- _WHAT TO PRODUCE_:
Copy every line of the listing that holds the string "panel".

- _TASK INPUT_:

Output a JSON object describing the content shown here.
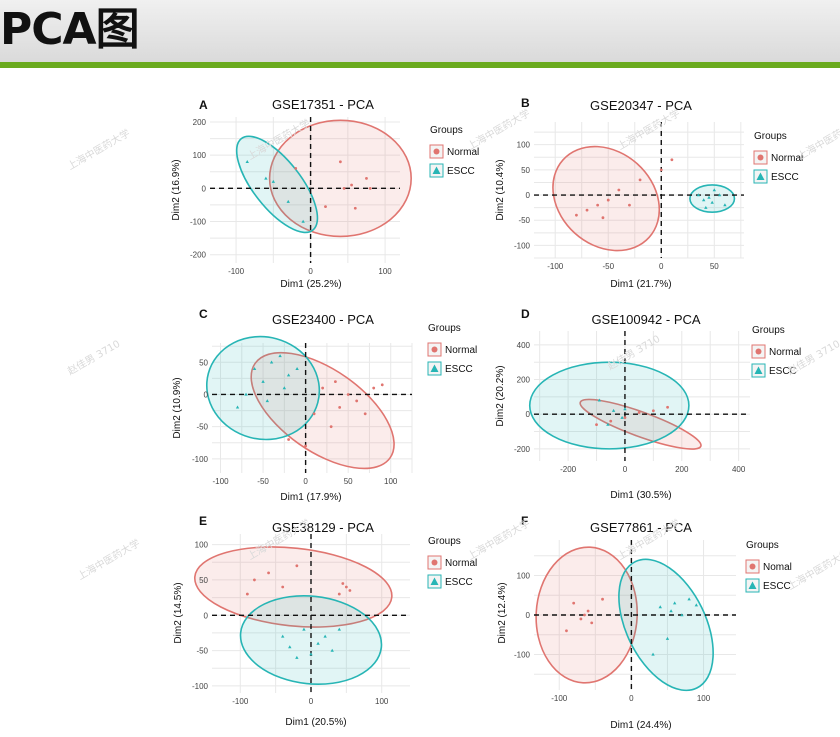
{
  "page": {
    "title": "PCA图"
  },
  "watermarks": [
    "上海中医药大学",
    "赵佳男 3710"
  ],
  "colors": {
    "normal": "#e07570",
    "escc": "#27b5b5",
    "header_line": "#6aaa1e"
  },
  "chart_data": [
    {
      "type": "scatter",
      "panel": "A",
      "title": "GSE17351 - PCA",
      "xlabel": "Dim1 (25.2%)",
      "ylabel": "Dim2 (16.9%)",
      "xlim": [
        -135,
        120
      ],
      "ylim": [
        -225,
        215
      ],
      "xticks": [
        -100,
        0,
        100
      ],
      "yticks": [
        -200,
        -100,
        0,
        100,
        200
      ],
      "xtick_labels": [
        "-100",
        "0",
        "100"
      ],
      "ytick_labels": [
        "-200",
        "-100",
        "0",
        "100",
        "200"
      ],
      "legend": {
        "title": "Groups",
        "position": "right",
        "items": [
          "Normal",
          "ESCC"
        ]
      },
      "series": [
        {
          "name": "Normal",
          "points": [
            [
              40,
              80
            ],
            [
              80,
              0
            ],
            [
              -20,
              60
            ],
            [
              60,
              -60
            ],
            [
              20,
              -55
            ],
            [
              45,
              0
            ],
            [
              75,
              30
            ],
            [
              55,
              10
            ]
          ],
          "ellipse": {
            "cx": 40,
            "cy": 30,
            "rx": 95,
            "ry": 175,
            "angle": 0
          }
        },
        {
          "name": "ESCC",
          "points": [
            [
              -85,
              80
            ],
            [
              -50,
              20
            ],
            [
              -30,
              -40
            ],
            [
              -10,
              -100
            ],
            [
              -60,
              30
            ]
          ],
          "ellipse": {
            "cx": -45,
            "cy": 12,
            "rx": 32,
            "ry": 175,
            "angle": 38
          }
        }
      ]
    },
    {
      "type": "scatter",
      "panel": "B",
      "title": "GSE20347 - PCA",
      "xlabel": "Dim1 (21.7%)",
      "ylabel": "Dim2 (10.4%)",
      "xlim": [
        -120,
        78
      ],
      "ylim": [
        -125,
        145
      ],
      "xticks": [
        -100,
        -50,
        0,
        50
      ],
      "yticks": [
        -100,
        -50,
        0,
        50,
        100
      ],
      "xtick_labels": [
        "-100",
        "-50",
        "0",
        "50"
      ],
      "ytick_labels": [
        "-100",
        "-50",
        "0",
        "50",
        "100"
      ],
      "legend": {
        "title": "Groups",
        "position": "right",
        "items": [
          "Normal",
          "ESCC"
        ]
      },
      "series": [
        {
          "name": "Normal",
          "points": [
            [
              -70,
              -30
            ],
            [
              -50,
              -10
            ],
            [
              -40,
              10
            ],
            [
              -20,
              30
            ],
            [
              0,
              50
            ],
            [
              10,
              70
            ],
            [
              -60,
              -20
            ],
            [
              -30,
              -20
            ],
            [
              -80,
              -40
            ],
            [
              -55,
              -45
            ]
          ],
          "ellipse": {
            "cx": -52,
            "cy": -7,
            "rx": 44,
            "ry": 115,
            "angle": 48
          }
        },
        {
          "name": "ESCC",
          "points": [
            [
              35,
              0
            ],
            [
              45,
              -5
            ],
            [
              55,
              0
            ],
            [
              48,
              -15
            ],
            [
              40,
              -10
            ],
            [
              60,
              -20
            ],
            [
              50,
              10
            ],
            [
              42,
              -25
            ]
          ],
          "ellipse": {
            "cx": 48,
            "cy": -7,
            "rx": 21,
            "ry": 27,
            "angle": 0
          }
        }
      ]
    },
    {
      "type": "scatter",
      "panel": "C",
      "title": "GSE23400 - PCA",
      "xlabel": "Dim1 (17.9%)",
      "ylabel": "Dim2 (10.9%)",
      "xlim": [
        -110,
        125
      ],
      "ylim": [
        -122,
        80
      ],
      "xticks": [
        -100,
        -50,
        0,
        50,
        100
      ],
      "yticks": [
        -100,
        -50,
        0,
        50
      ],
      "xtick_labels": [
        "-100",
        "-50",
        "0",
        "50",
        "100"
      ],
      "ytick_labels": [
        "-100",
        "-50",
        "0",
        "50"
      ],
      "legend": {
        "title": "Groups",
        "position": "right",
        "items": [
          "Normal",
          "ESCC"
        ]
      },
      "series": [
        {
          "name": "Normal",
          "points": [
            [
              20,
              10
            ],
            [
              40,
              -20
            ],
            [
              60,
              -10
            ],
            [
              80,
              10
            ],
            [
              30,
              -50
            ],
            [
              0,
              -80
            ],
            [
              50,
              0
            ],
            [
              70,
              -30
            ],
            [
              90,
              15
            ],
            [
              10,
              -30
            ],
            [
              -20,
              -70
            ],
            [
              35,
              20
            ]
          ],
          "ellipse": {
            "cx": 20,
            "cy": -25,
            "rx": 48,
            "ry": 128,
            "angle": 55
          }
        },
        {
          "name": "ESCC",
          "points": [
            [
              -60,
              40
            ],
            [
              -40,
              50
            ],
            [
              -20,
              30
            ],
            [
              -50,
              20
            ],
            [
              -70,
              0
            ],
            [
              -30,
              60
            ],
            [
              -10,
              40
            ],
            [
              -45,
              -10
            ],
            [
              -80,
              -20
            ],
            [
              -25,
              10
            ]
          ],
          "ellipse": {
            "cx": -50,
            "cy": 10,
            "rx": 60,
            "ry": 88,
            "angle": 75
          }
        }
      ]
    },
    {
      "type": "scatter",
      "panel": "D",
      "title": "GSE100942 - PCA",
      "xlabel": "Dim1 (30.5%)",
      "ylabel": "Dim2 (20.2%)",
      "xlim": [
        -320,
        440
      ],
      "ylim": [
        -270,
        480
      ],
      "xticks": [
        -200,
        0,
        200,
        400
      ],
      "yticks": [
        -200,
        0,
        200,
        400
      ],
      "xtick_labels": [
        "-200",
        "0",
        "200",
        "400"
      ],
      "ytick_labels": [
        "-200",
        "0",
        "200",
        "400"
      ],
      "legend": {
        "title": "Groups",
        "position": "right",
        "items": [
          "Normal",
          "ESCC"
        ]
      },
      "series": [
        {
          "name": "Normal",
          "points": [
            [
              -100,
              -60
            ],
            [
              0,
              -20
            ],
            [
              50,
              10
            ],
            [
              100,
              20
            ],
            [
              150,
              40
            ],
            [
              -50,
              -40
            ]
          ],
          "ellipse": {
            "cx": 55,
            "cy": -58,
            "rx": 43,
            "ry": 370,
            "angle": 70
          }
        },
        {
          "name": "ESCC",
          "points": [
            [
              -90,
              80
            ],
            [
              -40,
              20
            ],
            [
              -10,
              -20
            ],
            [
              0,
              30
            ],
            [
              -60,
              -60
            ]
          ],
          "ellipse": {
            "cx": -55,
            "cy": 50,
            "rx": 280,
            "ry": 250,
            "angle": 0
          }
        }
      ]
    },
    {
      "type": "scatter",
      "panel": "E",
      "title": "GSE38129 - PCA",
      "xlabel": "Dim1 (20.5%)",
      "ylabel": "Dim2 (14.5%)",
      "xlim": [
        -140,
        140
      ],
      "ylim": [
        -110,
        115
      ],
      "xticks": [
        -100,
        0,
        100
      ],
      "yticks": [
        -100,
        -50,
        0,
        50,
        100
      ],
      "xtick_labels": [
        "-100",
        "0",
        "100"
      ],
      "ytick_labels": [
        "-100",
        "-50",
        "0",
        "50",
        "100"
      ],
      "legend": {
        "title": "Groups",
        "position": "right",
        "items": [
          "Normal",
          "ESCC"
        ]
      },
      "series": [
        {
          "name": "Normal",
          "points": [
            [
              -80,
              50
            ],
            [
              -60,
              60
            ],
            [
              -40,
              40
            ],
            [
              40,
              30
            ],
            [
              50,
              40
            ],
            [
              55,
              35
            ],
            [
              -20,
              70
            ],
            [
              45,
              45
            ],
            [
              -90,
              30
            ]
          ],
          "ellipse": {
            "cx": -25,
            "cy": 40,
            "rx": 140,
            "ry": 55,
            "angle": -6
          }
        },
        {
          "name": "ESCC",
          "points": [
            [
              -40,
              -30
            ],
            [
              -10,
              -20
            ],
            [
              10,
              -40
            ],
            [
              30,
              -50
            ],
            [
              -20,
              -60
            ],
            [
              20,
              -30
            ],
            [
              40,
              -20
            ],
            [
              0,
              -55
            ],
            [
              -30,
              -45
            ]
          ],
          "ellipse": {
            "cx": 0,
            "cy": -35,
            "rx": 100,
            "ry": 62,
            "angle": -6
          }
        }
      ]
    },
    {
      "type": "scatter",
      "panel": "F",
      "title": "GSE77861 - PCA",
      "xlabel": "Dim1 (24.4%)",
      "ylabel": "Dim2 (12.4%)",
      "xlim": [
        -135,
        145
      ],
      "ylim": [
        -190,
        190
      ],
      "xticks": [
        -100,
        0,
        100
      ],
      "yticks": [
        -100,
        0,
        100
      ],
      "xtick_labels": [
        "-100",
        "0",
        "100"
      ],
      "ytick_labels": [
        "-100",
        "0",
        "100"
      ],
      "legend": {
        "title": "Groups",
        "position": "right",
        "items": [
          "Nomal",
          "ESCC"
        ]
      },
      "series": [
        {
          "name": "Nomal",
          "points": [
            [
              -80,
              30
            ],
            [
              -60,
              10
            ],
            [
              -70,
              -10
            ],
            [
              -40,
              40
            ],
            [
              -90,
              -40
            ],
            [
              -55,
              -20
            ],
            [
              -65,
              0
            ]
          ],
          "ellipse": {
            "cx": -62,
            "cy": 0,
            "rx": 70,
            "ry": 172,
            "angle": -3
          }
        },
        {
          "name": "ESCC",
          "points": [
            [
              40,
              20
            ],
            [
              60,
              30
            ],
            [
              70,
              0
            ],
            [
              80,
              40
            ],
            [
              50,
              -60
            ],
            [
              30,
              -100
            ],
            [
              90,
              25
            ],
            [
              55,
              10
            ]
          ],
          "ellipse": {
            "cx": 48,
            "cy": -25,
            "rx": 55,
            "ry": 178,
            "angle": 26
          }
        }
      ]
    }
  ]
}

- _WRITTEN ANSWER_:
      "panel": "A",
      "panel": "B",
      "panel": "C",
      "panel": "D",
      "panel": "E",
      "panel": "F",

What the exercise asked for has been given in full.